Stated goal >> Transcribe the listing that follows in full, omitting pictures.

***** Items *****

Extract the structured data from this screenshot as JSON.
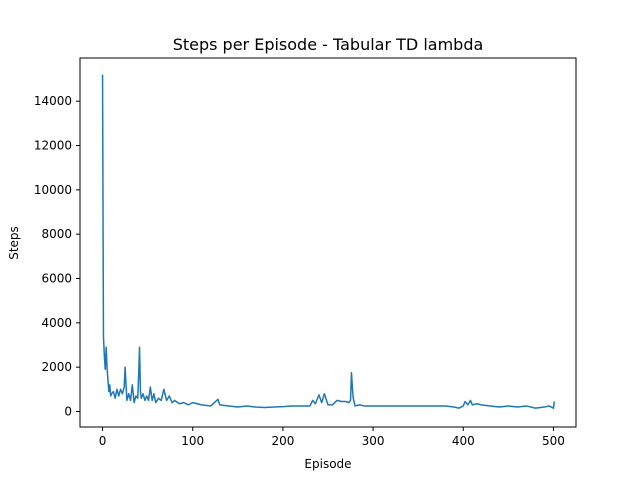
{
  "chart_data": {
    "type": "line",
    "title": "Steps per Episode - Tabular TD lambda",
    "xlabel": "Episode",
    "ylabel": "Steps",
    "xlim": [
      -25,
      525
    ],
    "ylim": [
      -700,
      15950
    ],
    "xticks": [
      0,
      100,
      200,
      300,
      400,
      500
    ],
    "yticks": [
      0,
      2000,
      4000,
      6000,
      8000,
      10000,
      12000,
      14000
    ],
    "grid": false,
    "legend": "none",
    "series": [
      {
        "color": "#1f77b4",
        "x": [
          0,
          1,
          2,
          3,
          4,
          5,
          6,
          7,
          8,
          9,
          10,
          12,
          14,
          16,
          18,
          20,
          22,
          24,
          25,
          27,
          29,
          31,
          33,
          35,
          37,
          39,
          40,
          41,
          42,
          43,
          45,
          47,
          49,
          51,
          53,
          55,
          57,
          59,
          62,
          65,
          68,
          71,
          74,
          77,
          80,
          85,
          90,
          95,
          100,
          110,
          120,
          128,
          130,
          140,
          150,
          160,
          170,
          180,
          190,
          200,
          210,
          220,
          230,
          233,
          236,
          240,
          243,
          246,
          250,
          255,
          260,
          265,
          270,
          273,
          275,
          276,
          277,
          278,
          280,
          285,
          290,
          300,
          310,
          320,
          330,
          340,
          350,
          360,
          370,
          380,
          390,
          395,
          400,
          402,
          405,
          408,
          410,
          415,
          420,
          430,
          440,
          450,
          460,
          470,
          480,
          490,
          495,
          500,
          501
        ],
        "y": [
          15200,
          3400,
          2500,
          1900,
          2900,
          2000,
          1400,
          900,
          1200,
          700,
          800,
          900,
          600,
          1000,
          700,
          1000,
          800,
          1100,
          2000,
          500,
          800,
          500,
          1200,
          400,
          700,
          600,
          1600,
          2900,
          900,
          600,
          800,
          500,
          700,
          500,
          1100,
          500,
          800,
          400,
          600,
          500,
          1000,
          500,
          700,
          400,
          500,
          350,
          400,
          300,
          400,
          300,
          250,
          550,
          300,
          250,
          200,
          250,
          200,
          180,
          200,
          220,
          250,
          250,
          250,
          500,
          350,
          750,
          400,
          800,
          300,
          300,
          500,
          450,
          450,
          400,
          500,
          1750,
          1100,
          600,
          250,
          300,
          250,
          250,
          250,
          250,
          250,
          250,
          250,
          250,
          250,
          250,
          200,
          150,
          250,
          450,
          300,
          500,
          300,
          350,
          300,
          250,
          200,
          250,
          200,
          250,
          150,
          200,
          250,
          150,
          450
        ]
      }
    ]
  }
}
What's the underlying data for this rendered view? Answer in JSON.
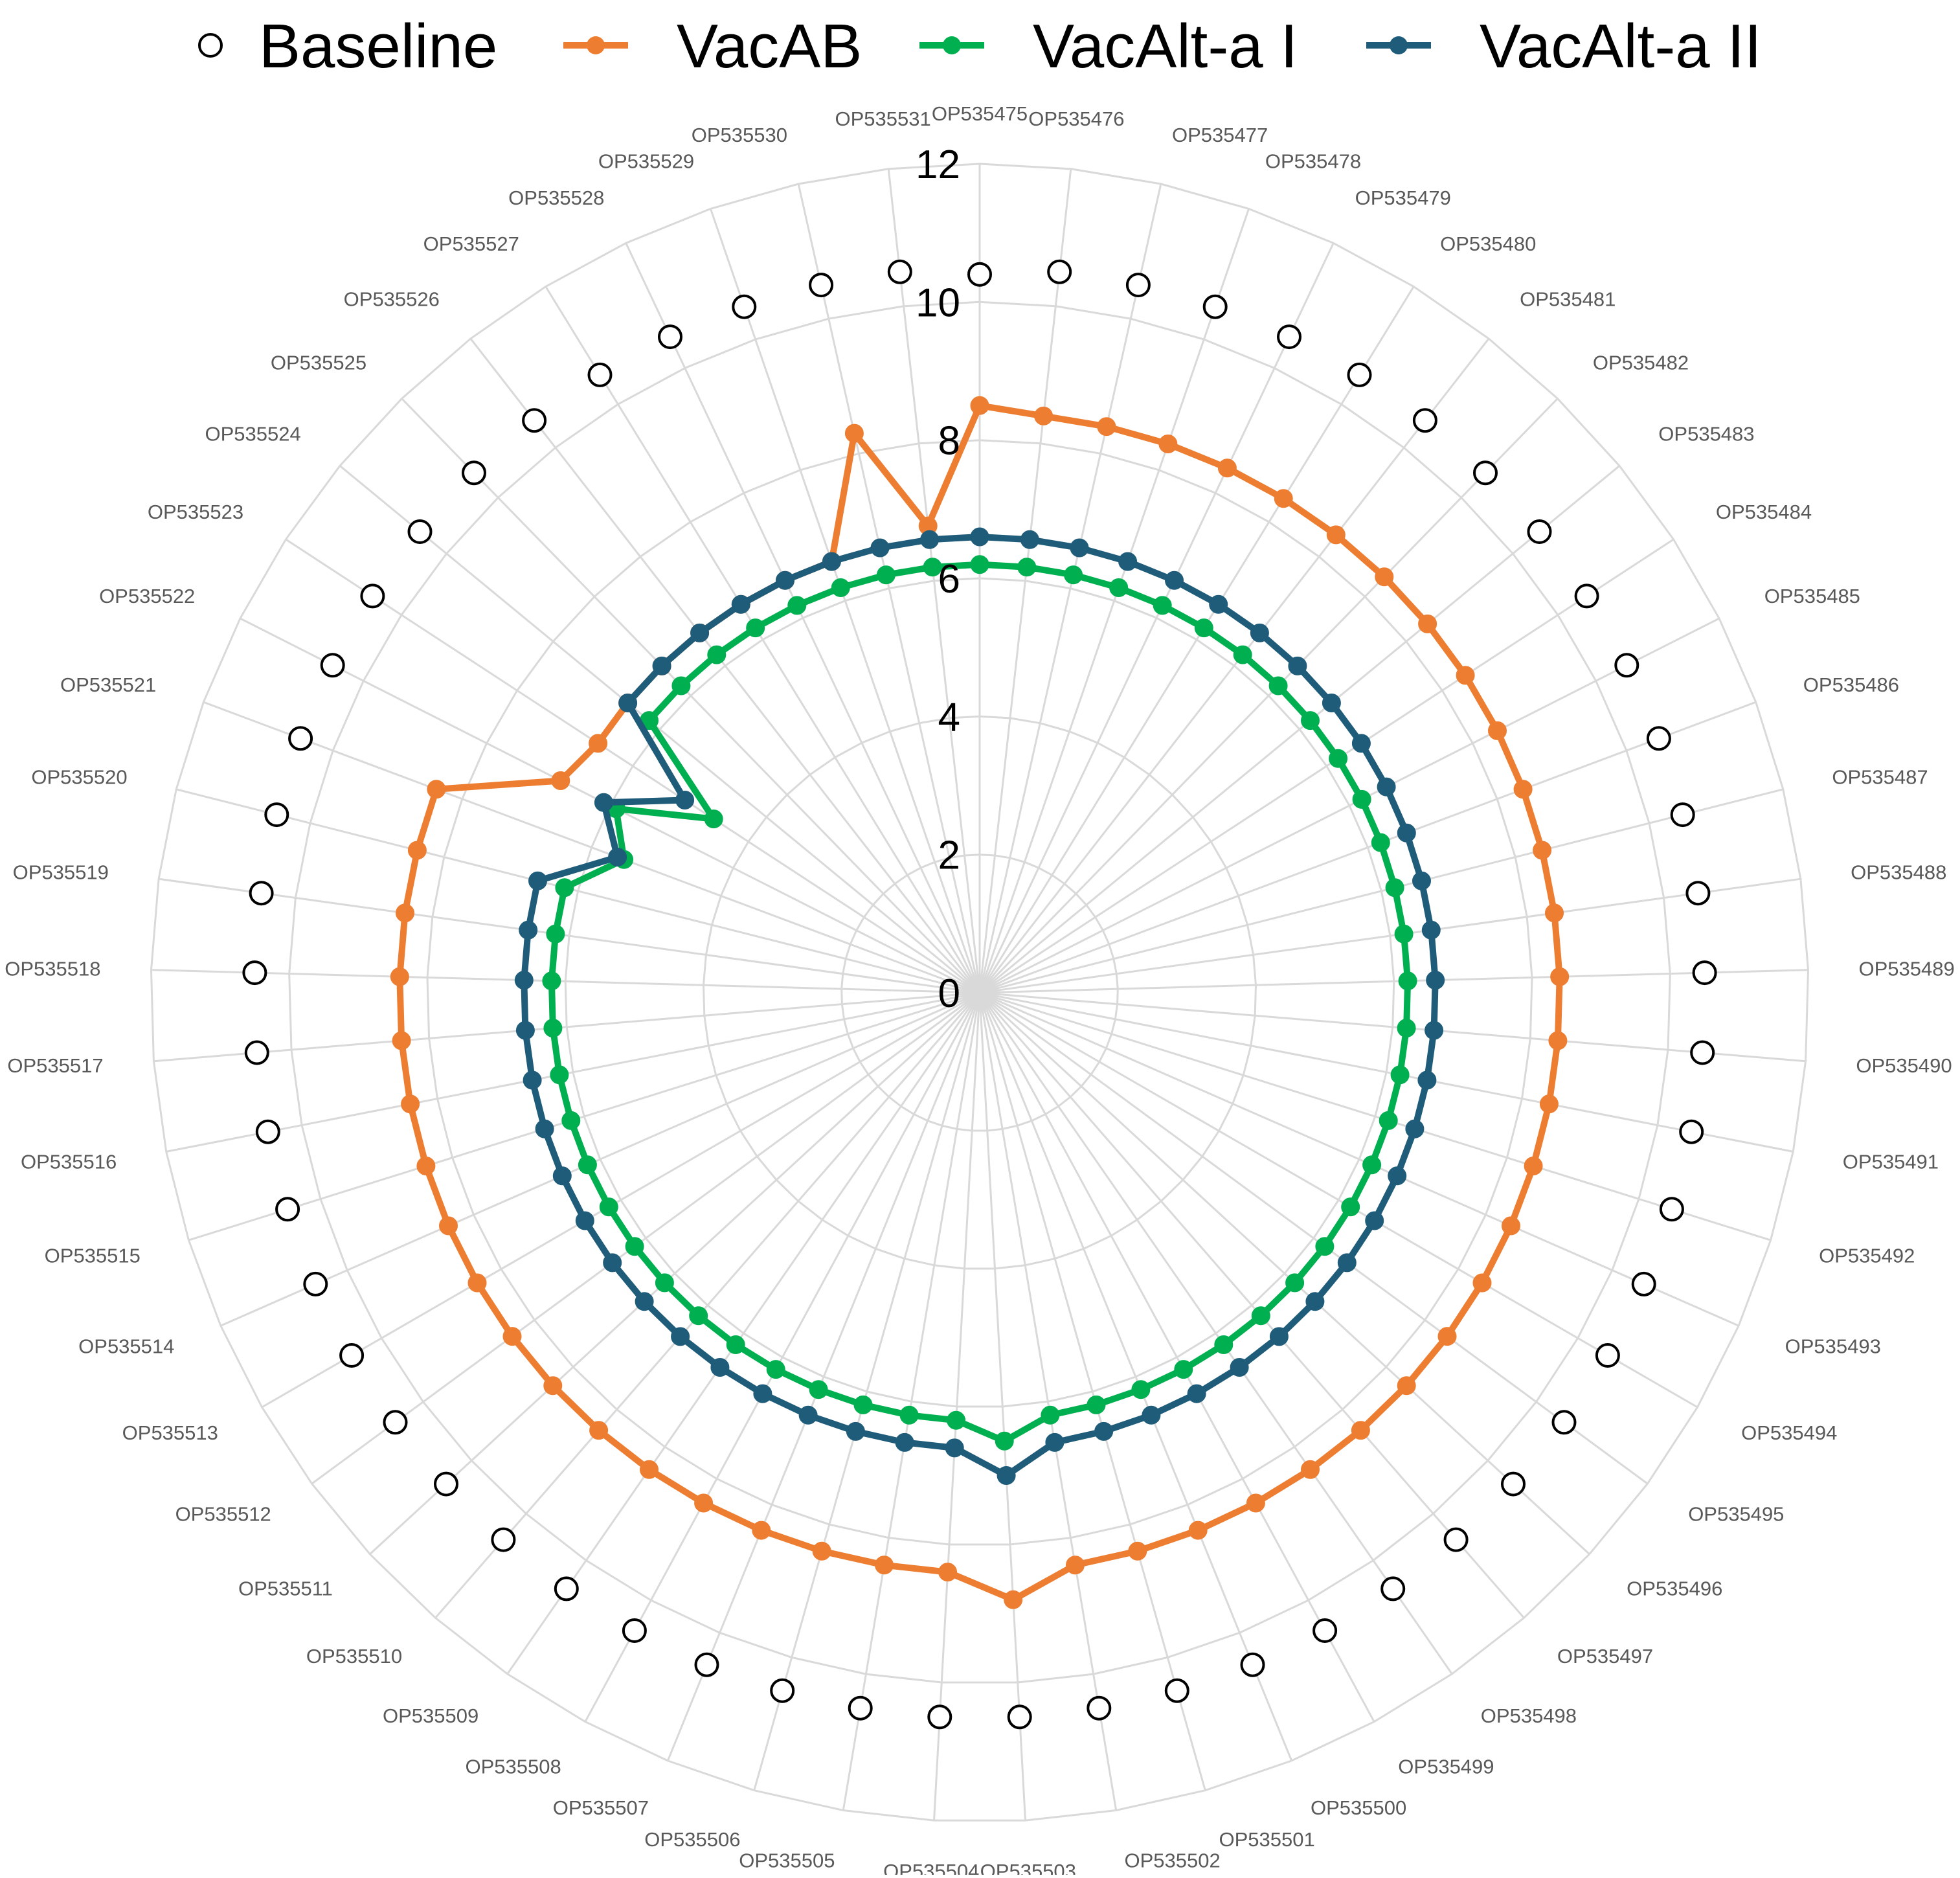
{
  "chart_data": {
    "type": "radar",
    "title": "",
    "categories": [
      "OP535475",
      "OP535476",
      "OP535477",
      "OP535478",
      "OP535479",
      "OP535480",
      "OP535481",
      "OP535482",
      "OP535483",
      "OP535484",
      "OP535485",
      "OP535486",
      "OP535487",
      "OP535488",
      "OP535489",
      "OP535490",
      "OP535491",
      "OP535492",
      "OP535493",
      "OP535494",
      "OP535495",
      "OP535496",
      "OP535497",
      "OP535498",
      "OP535499",
      "OP535500",
      "OP535501",
      "OP535502",
      "OP535503",
      "OP535504",
      "OP535505",
      "OP535506",
      "OP535507",
      "OP535508",
      "OP535509",
      "OP535510",
      "OP535511",
      "OP535512",
      "OP535513",
      "OP535514",
      "OP535515",
      "OP535516",
      "OP535517",
      "OP535518",
      "OP535519",
      "OP535520",
      "OP535521",
      "OP535522",
      "OP535523",
      "OP535524",
      "OP535525",
      "OP535526",
      "OP535527",
      "OP535528",
      "OP535529",
      "OP535530",
      "OP535531"
    ],
    "rlim": [
      0,
      12
    ],
    "rticks": [
      "0",
      "2",
      "4",
      "6",
      "8",
      "10",
      "12"
    ],
    "legend_position": "top",
    "series": [
      {
        "name": "Baseline",
        "color": "#000000",
        "marker": "hollow-circle",
        "line": false,
        "values": [
          10.4,
          10.5,
          10.5,
          10.5,
          10.5,
          10.5,
          10.5,
          10.5,
          10.5,
          10.5,
          10.5,
          10.5,
          10.5,
          10.5,
          10.5,
          10.5,
          10.5,
          10.5,
          10.5,
          10.5,
          10.5,
          10.5,
          10.5,
          10.5,
          10.5,
          10.5,
          10.5,
          10.5,
          10.5,
          10.5,
          10.5,
          10.5,
          10.5,
          10.5,
          10.5,
          10.5,
          10.5,
          10.5,
          10.5,
          10.5,
          10.5,
          10.5,
          10.5,
          10.5,
          10.5,
          10.5,
          10.5,
          10.5,
          10.5,
          10.5,
          10.5,
          10.5,
          10.5,
          10.5,
          10.5,
          10.5,
          10.5
        ]
      },
      {
        "name": "VacAB",
        "color": "#ed7d31",
        "marker": "filled-circle",
        "line": true,
        "values": [
          8.5,
          8.4,
          8.4,
          8.4,
          8.4,
          8.4,
          8.4,
          8.4,
          8.4,
          8.4,
          8.4,
          8.4,
          8.4,
          8.4,
          8.4,
          8.4,
          8.4,
          8.4,
          8.4,
          8.4,
          8.4,
          8.4,
          8.4,
          8.4,
          8.4,
          8.4,
          8.4,
          8.4,
          8.8,
          8.4,
          8.4,
          8.4,
          8.4,
          8.4,
          8.4,
          8.4,
          8.4,
          8.4,
          8.4,
          8.4,
          8.4,
          8.4,
          8.4,
          8.4,
          8.4,
          8.4,
          8.4,
          6.8,
          6.6,
          6.6,
          6.6,
          6.6,
          6.6,
          6.6,
          6.6,
          8.3,
          6.8
        ]
      },
      {
        "name": "VacAlt-a I",
        "color": "#00b050",
        "marker": "filled-circle",
        "line": true,
        "values": [
          6.2,
          6.2,
          6.2,
          6.2,
          6.2,
          6.2,
          6.2,
          6.2,
          6.2,
          6.2,
          6.2,
          6.2,
          6.2,
          6.2,
          6.2,
          6.2,
          6.2,
          6.2,
          6.2,
          6.2,
          6.2,
          6.2,
          6.2,
          6.2,
          6.2,
          6.2,
          6.2,
          6.2,
          6.5,
          6.2,
          6.2,
          6.2,
          6.2,
          6.2,
          6.2,
          6.2,
          6.2,
          6.2,
          6.2,
          6.2,
          6.2,
          6.2,
          6.2,
          6.2,
          6.2,
          6.2,
          5.5,
          5.9,
          4.6,
          6.2,
          6.2,
          6.2,
          6.2,
          6.2,
          6.2,
          6.2,
          6.2
        ]
      },
      {
        "name": "VacAlt-a II",
        "color": "#1f5c7a",
        "marker": "filled-circle",
        "line": true,
        "values": [
          6.6,
          6.6,
          6.6,
          6.6,
          6.6,
          6.6,
          6.6,
          6.6,
          6.6,
          6.6,
          6.6,
          6.6,
          6.6,
          6.6,
          6.6,
          6.6,
          6.6,
          6.6,
          6.6,
          6.6,
          6.6,
          6.6,
          6.6,
          6.6,
          6.6,
          6.6,
          6.6,
          6.6,
          7.0,
          6.6,
          6.6,
          6.6,
          6.6,
          6.6,
          6.6,
          6.6,
          6.6,
          6.6,
          6.6,
          6.6,
          6.6,
          6.6,
          6.6,
          6.6,
          6.6,
          6.6,
          5.6,
          6.1,
          5.1,
          6.6,
          6.6,
          6.6,
          6.6,
          6.6,
          6.6,
          6.6,
          6.6
        ]
      }
    ]
  }
}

*****

Full solution >>
Extract the structured data from this screenshot as JSON.
{
  "chart_data": {
    "type": "line",
    "title": "Steps per Episode - Tabular TD lambda",
    "xlabel": "Episode",
    "ylabel": "Steps",
    "xlim": [
      -25,
      525
    ],
    "ylim": [
      -700,
      15950
    ],
    "xticks": [
      0,
      100,
      200,
      300,
      400,
      500
    ],
    "yticks": [
      0,
      2000,
      4000,
      6000,
      8000,
      10000,
      12000,
      14000
    ],
    "grid": false,
    "legend": "none",
    "series": [
      {
        "color": "#1f77b4",
        "x": [
          0,
          1,
          2,
          3,
          4,
          5,
          6,
          7,
          8,
          9,
          10,
          12,
          14,
          16,
          18,
          20,
          22,
          24,
          25,
          27,
          29,
          31,
          33,
          35,
          37,
          39,
          40,
          41,
          42,
          43,
          45,
          47,
          49,
          51,
          53,
          55,
          57,
          59,
          62,
          65,
          68,
          71,
          74,
          77,
          80,
          85,
          90,
          95,
          100,
          110,
          120,
          128,
          130,
          140,
          150,
          160,
          170,
          180,
          190,
          200,
          210,
          220,
          230,
          233,
          236,
          240,
          243,
          246,
          250,
          255,
          260,
          265,
          270,
          273,
          275,
          276,
          277,
          278,
          280,
          285,
          290,
          300,
          310,
          320,
          330,
          340,
          350,
          360,
          370,
          380,
          390,
          395,
          400,
          402,
          405,
          408,
          410,
          415,
          420,
          430,
          440,
          450,
          460,
          470,
          480,
          490,
          495,
          500,
          501
        ],
        "y": [
          15200,
          3400,
          2500,
          1900,
          2900,
          2000,
          1400,
          900,
          1200,
          700,
          800,
          900,
          600,
          1000,
          700,
          1000,
          800,
          1100,
          2000,
          500,
          800,
          500,
          1200,
          400,
          700,
          600,
          1600,
          2900,
          900,
          600,
          800,
          500,
          700,
          500,
          1100,
          500,
          800,
          400,
          600,
          500,
          1000,
          500,
          700,
          400,
          500,
          350,
          400,
          300,
          400,
          300,
          250,
          550,
          300,
          250,
          200,
          250,
          200,
          180,
          200,
          220,
          250,
          250,
          250,
          500,
          350,
          750,
          400,
          800,
          300,
          300,
          500,
          450,
          450,
          400,
          500,
          1750,
          1100,
          600,
          250,
          300,
          250,
          250,
          250,
          250,
          250,
          250,
          250,
          250,
          250,
          250,
          200,
          150,
          250,
          450,
          300,
          500,
          300,
          350,
          300,
          250,
          200,
          250,
          200,
          250,
          150,
          200,
          250,
          150,
          450
        ]
      }
    ]
  }
}
What's the underlying data for this rendered view? Answer in JSON.
{
  "chart_data": {
    "type": "radar",
    "title": "",
    "categories": [
      "OP535475",
      "OP535476",
      "OP535477",
      "OP535478",
      "OP535479",
      "OP535480",
      "OP535481",
      "OP535482",
      "OP535483",
      "OP535484",
      "OP535485",
      "OP535486",
      "OP535487",
      "OP535488",
      "OP535489",
      "OP535490",
      "OP535491",
      "OP535492",
      "OP535493",
      "OP535494",
      "OP535495",
      "OP535496",
      "OP535497",
      "OP535498",
      "OP535499",
      "OP535500",
      "OP535501",
      "OP535502",
      "OP535503",
      "OP535504",
      "OP535505",
      "OP535506",
      "OP535507",
      "OP535508",
      "OP535509",
      "OP535510",
      "OP535511",
      "OP535512",
      "OP535513",
      "OP535514",
      "OP535515",
      "OP535516",
      "OP535517",
      "OP535518",
      "OP535519",
      "OP535520",
      "OP535521",
      "OP535522",
      "OP535523",
      "OP535524",
      "OP535525",
      "OP535526",
      "OP535527",
      "OP535528",
      "OP535529",
      "OP535530",
      "OP535531"
    ],
    "rlim": [
      0,
      12
    ],
    "rticks": [
      "0",
      "2",
      "4",
      "6",
      "8",
      "10",
      "12"
    ],
    "legend_position": "top",
    "series": [
      {
        "name": "Baseline",
        "color": "#000000",
        "marker": "hollow-circle",
        "line": false,
        "values": [
          10.4,
          10.5,
          10.5,
          10.5,
          10.5,
          10.5,
          10.5,
          10.5,
          10.5,
          10.5,
          10.5,
          10.5,
          10.5,
          10.5,
          10.5,
          10.5,
          10.5,
          10.5,
          10.5,
          10.5,
          10.5,
          10.5,
          10.5,
          10.5,
          10.5,
          10.5,
          10.5,
          10.5,
          10.5,
          10.5,
          10.5,
          10.5,
          10.5,
          10.5,
          10.5,
          10.5,
          10.5,
          10.5,
          10.5,
          10.5,
          10.5,
          10.5,
          10.5,
          10.5,
          10.5,
          10.5,
          10.5,
          10.5,
          10.5,
          10.5,
          10.5,
          10.5,
          10.5,
          10.5,
          10.5,
          10.5,
          10.5
        ]
      },
      {
        "name": "VacAB",
        "color": "#ed7d31",
        "marker": "filled-circle",
        "line": true,
        "values": [
          8.5,
          8.4,
          8.4,
          8.4,
          8.4,
          8.4,
          8.4,
          8.4,
          8.4,
          8.4,
          8.4,
          8.4,
          8.4,
          8.4,
          8.4,
          8.4,
          8.4,
          8.4,
          8.4,
          8.4,
          8.4,
          8.4,
          8.4,
          8.4,
          8.4,
          8.4,
          8.4,
          8.4,
          8.8,
          8.4,
          8.4,
          8.4,
          8.4,
          8.4,
          8.4,
          8.4,
          8.4,
          8.4,
          8.4,
          8.4,
          8.4,
          8.4,
          8.4,
          8.4,
          8.4,
          8.4,
          8.4,
          6.8,
          6.6,
          6.6,
          6.6,
          6.6,
          6.6,
          6.6,
          6.6,
          8.3,
          6.8
        ]
      },
      {
        "name": "VacAlt-a I",
        "color": "#00b050",
        "marker": "filled-circle",
        "line": true,
        "values": [
          6.2,
          6.2,
          6.2,
          6.2,
          6.2,
          6.2,
          6.2,
          6.2,
          6.2,
          6.2,
          6.2,
          6.2,
          6.2,
          6.2,
          6.2,
          6.2,
          6.2,
          6.2,
          6.2,
          6.2,
          6.2,
          6.2,
          6.2,
          6.2,
          6.2,
          6.2,
          6.2,
          6.2,
          6.5,
          6.2,
          6.2,
          6.2,
          6.2,
          6.2,
          6.2,
          6.2,
          6.2,
          6.2,
          6.2,
          6.2,
          6.2,
          6.2,
          6.2,
          6.2,
          6.2,
          6.2,
          5.5,
          5.9,
          4.6,
          6.2,
          6.2,
          6.2,
          6.2,
          6.2,
          6.2,
          6.2,
          6.2
        ]
      },
      {
        "name": "VacAlt-a II",
        "color": "#1f5c7a",
        "marker": "filled-circle",
        "line": true,
        "values": [
          6.6,
          6.6,
          6.6,
          6.6,
          6.6,
          6.6,
          6.6,
          6.6,
          6.6,
          6.6,
          6.6,
          6.6,
          6.6,
          6.6,
          6.6,
          6.6,
          6.6,
          6.6,
          6.6,
          6.6,
          6.6,
          6.6,
          6.6,
          6.6,
          6.6,
          6.6,
          6.6,
          6.6,
          7.0,
          6.6,
          6.6,
          6.6,
          6.6,
          6.6,
          6.6,
          6.6,
          6.6,
          6.6,
          6.6,
          6.6,
          6.6,
          6.6,
          6.6,
          6.6,
          6.6,
          6.6,
          5.6,
          6.1,
          5.1,
          6.6,
          6.6,
          6.6,
          6.6,
          6.6,
          6.6,
          6.6,
          6.6
        ]
      }
    ]
  }
}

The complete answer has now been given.